Can you set out every line of the records below as a numbered list, leaving out any blank lines?

-------- Material for the task --------

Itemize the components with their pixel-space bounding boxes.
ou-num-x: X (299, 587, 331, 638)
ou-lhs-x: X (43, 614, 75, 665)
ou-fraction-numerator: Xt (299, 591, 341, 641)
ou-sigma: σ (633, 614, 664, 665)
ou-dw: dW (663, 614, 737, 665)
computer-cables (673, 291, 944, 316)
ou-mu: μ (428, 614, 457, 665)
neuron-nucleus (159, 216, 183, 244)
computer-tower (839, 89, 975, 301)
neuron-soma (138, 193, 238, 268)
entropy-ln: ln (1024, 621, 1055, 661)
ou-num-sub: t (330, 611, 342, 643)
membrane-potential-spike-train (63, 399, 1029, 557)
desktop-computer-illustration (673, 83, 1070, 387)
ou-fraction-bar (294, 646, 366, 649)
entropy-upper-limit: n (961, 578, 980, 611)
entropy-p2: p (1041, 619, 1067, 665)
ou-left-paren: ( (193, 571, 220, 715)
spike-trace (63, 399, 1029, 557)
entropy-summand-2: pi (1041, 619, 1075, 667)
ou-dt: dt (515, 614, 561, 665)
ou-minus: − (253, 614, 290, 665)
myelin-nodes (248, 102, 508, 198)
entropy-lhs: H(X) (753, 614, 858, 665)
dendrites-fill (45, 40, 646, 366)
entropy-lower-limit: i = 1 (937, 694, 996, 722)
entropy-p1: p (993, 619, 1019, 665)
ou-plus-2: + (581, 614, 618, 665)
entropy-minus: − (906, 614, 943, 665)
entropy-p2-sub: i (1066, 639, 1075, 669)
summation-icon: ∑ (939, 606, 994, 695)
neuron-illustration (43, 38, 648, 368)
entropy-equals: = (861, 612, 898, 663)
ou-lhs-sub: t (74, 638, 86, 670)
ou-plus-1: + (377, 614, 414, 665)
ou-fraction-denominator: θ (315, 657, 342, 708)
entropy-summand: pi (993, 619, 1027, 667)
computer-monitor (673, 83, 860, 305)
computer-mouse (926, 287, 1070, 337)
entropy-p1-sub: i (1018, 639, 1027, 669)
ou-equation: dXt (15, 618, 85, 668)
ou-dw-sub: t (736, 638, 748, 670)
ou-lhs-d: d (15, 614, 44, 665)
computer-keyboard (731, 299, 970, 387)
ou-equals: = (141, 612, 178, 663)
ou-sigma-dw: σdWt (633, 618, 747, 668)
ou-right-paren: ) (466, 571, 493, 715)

--------

Written reply:
1. Itemize the components with their pixel-space bounding boxes.
2. ou-num-x: X (299, 587, 331, 638)
3. ou-lhs-x: X (43, 614, 75, 665)
4. ou-fraction-numerator: Xt (299, 591, 341, 641)
5. ou-sigma: σ (633, 614, 664, 665)
6. ou-dw: dW (663, 614, 737, 665)
7. computer-cables (673, 291, 944, 316)
8. ou-mu: μ (428, 614, 457, 665)
9. neuron-nucleus (159, 216, 183, 244)
10. computer-tower (839, 89, 975, 301)
11. neuron-soma (138, 193, 238, 268)
12. entropy-ln: ln (1024, 621, 1055, 661)
13. ou-num-sub: t (330, 611, 342, 643)
14. membrane-potential-spike-train (63, 399, 1029, 557)
15. desktop-computer-illustration (673, 83, 1070, 387)
16. ou-fraction-bar (294, 646, 366, 649)
17. entropy-upper-limit: n (961, 578, 980, 611)
18. entropy-p2: p (1041, 619, 1067, 665)
19. ou-left-paren: ( (193, 571, 220, 715)
20. spike-trace (63, 399, 1029, 557)
21. entropy-summand-2: pi (1041, 619, 1075, 667)
22. ou-dt: dt (515, 614, 561, 665)
23. ou-minus: − (253, 614, 290, 665)
24. myelin-nodes (248, 102, 508, 198)
25. entropy-lhs: H(X) (753, 614, 858, 665)
26. dendrites-fill (45, 40, 646, 366)
27. entropy-lower-limit: i = 1 (937, 694, 996, 722)
28. entropy-p1: p (993, 619, 1019, 665)
29. ou-plus-2: + (581, 614, 618, 665)
30. entropy-minus: − (906, 614, 943, 665)
31. entropy-p2-sub: i (1066, 639, 1075, 669)
32. summation-icon: ∑ (939, 606, 994, 695)
33. neuron-illustration (43, 38, 648, 368)
34. entropy-equals: = (861, 612, 898, 663)
35. ou-lhs-sub: t (74, 638, 86, 670)
36. ou-plus-1: + (377, 614, 414, 665)
37. ou-fraction-denominator: θ (315, 657, 342, 708)
38. entropy-summand: pi (993, 619, 1027, 667)
39. computer-monitor (673, 83, 860, 305)
40. computer-mouse (926, 287, 1070, 337)
41. entropy-p1-sub: i (1018, 639, 1027, 669)
42. ou-equation: dXt (15, 618, 85, 668)
43. ou-dw-sub: t (736, 638, 748, 670)
44. ou-lhs-d: d (15, 614, 44, 665)
45. computer-keyboard (731, 299, 970, 387)
46. ou-equals: = (141, 612, 178, 663)
47. ou-sigma-dw: σdWt (633, 618, 747, 668)
48. ou-right-paren: ) (466, 571, 493, 715)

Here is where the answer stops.